▶ Source document
☆ ☆ ☆
In [1]:
# importing libraries

import pandas as pd
import numpy as np
from datasets import load_dataset,DatasetDict
from transformers import AutoTokenizer, Seq2SeqTrainingArguments,Seq2SeqTrainer, TFAutoModelForSeq2SeqLM
from transformers import DataCollatorForSeq2Seq
import evaluate
from transformers import create_optimizer, AdamWeightDecay
from transformers.keras_callbacks import KerasMetricCallback

  from .autonotebook import tqdm as notebook_tqdm





In [131]:
checkpoint = "google-t5/t5-small"

In [132]:
tokenizer = AutoTokenizer.from_pretrained(checkpoint)

In [133]:
try:
    df = load_dataset("csv", data_files=r"D:\vs code\python\DeepLearning\Projects\textSummarizer\Abstractive\utils\dataset_new.csv")
except Exception as e:
    print("An error occurred:", e)

In [134]:
df = df.remove_columns(column_names='Unnamed: 0')

DatasetDict({
    train: Dataset({
        features: ['summary', 'text'],
        num_rows: 98379
    })
})

In [135]:
max_text_length = max([len(txt.split()) for txt in df['train']['text']])
max_summary_length = max([len(txt.split()) for txt in df['train']['summary']])

In [136]:
print("max text length :",max_text_length)
print("max summary length :",max_summary_length)

max text length : 66
max summary length : 14


Or you can load dataset directly

In [3]:
df = load_dataset("billsum", split="ca_test")
☆ ☆ ☆
▶ Data excerpt

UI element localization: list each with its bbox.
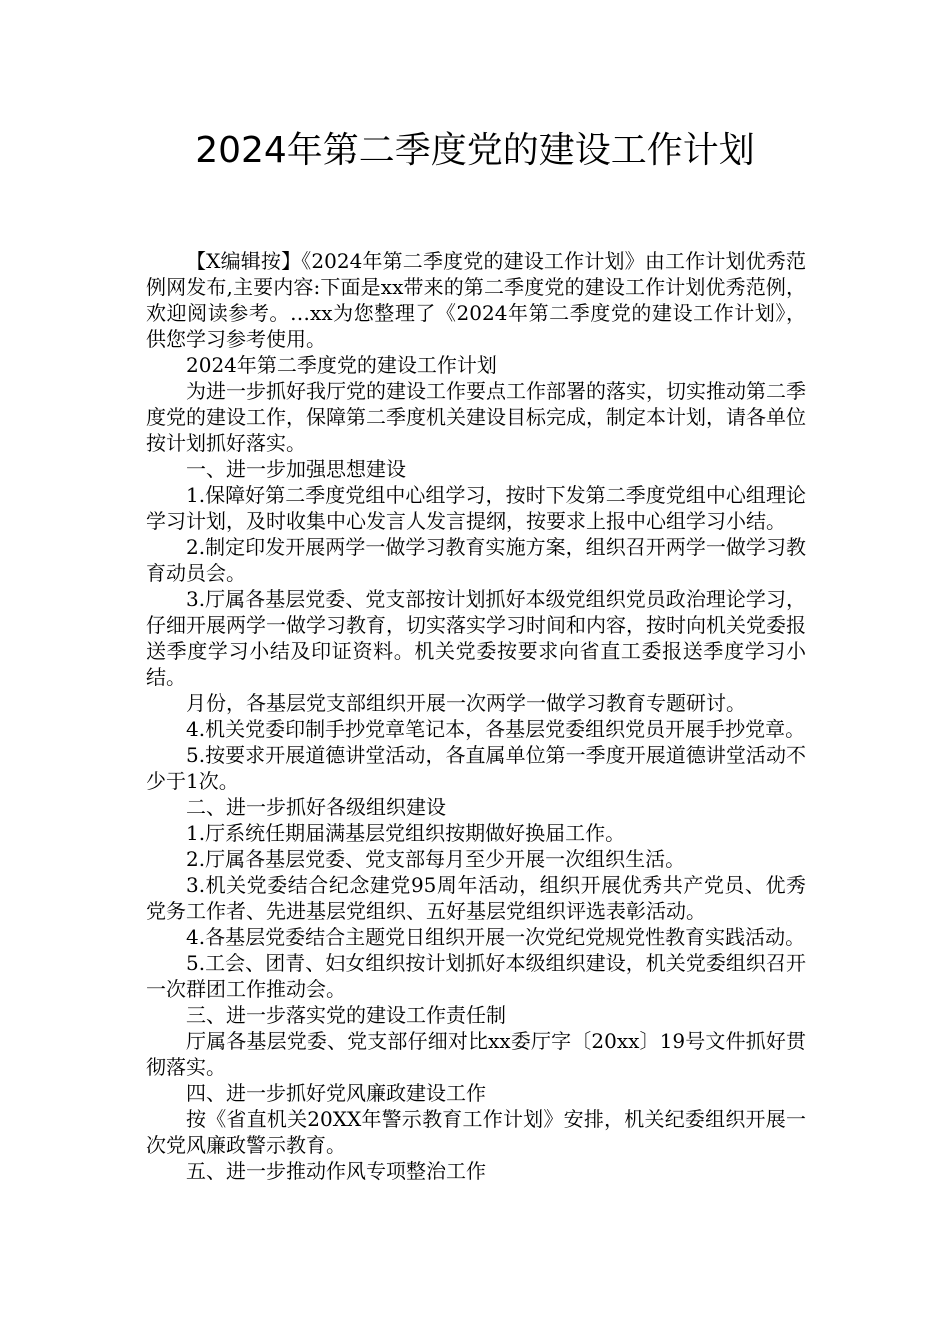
☆ ☆ ☆
▶ Stated problem 1
From the notebook above, write out the part from "from .autonotebook import" up to and including "tokenizer = AutoTokenizer.from_pretrained(checkpoint)".
▶ Stated problem 2
Answer these from the notebook above:
(a) What string is assigned to checkpoint?
(b) Which column is removed from the loaded data?
(c) How many rows does the train split show?

▶ Written solution 1
from .autonotebook import tqdm as notebook_tqdm





In [131]:
checkpoint = "google-t5/t5-small"

In [132]:
tokenizer = AutoTokenizer.from_pretrained(checkpoint)

▶ Written solution 2
(a) "google-t5/t5-small"
(b) 'Unnamed: 0'
(c) 98379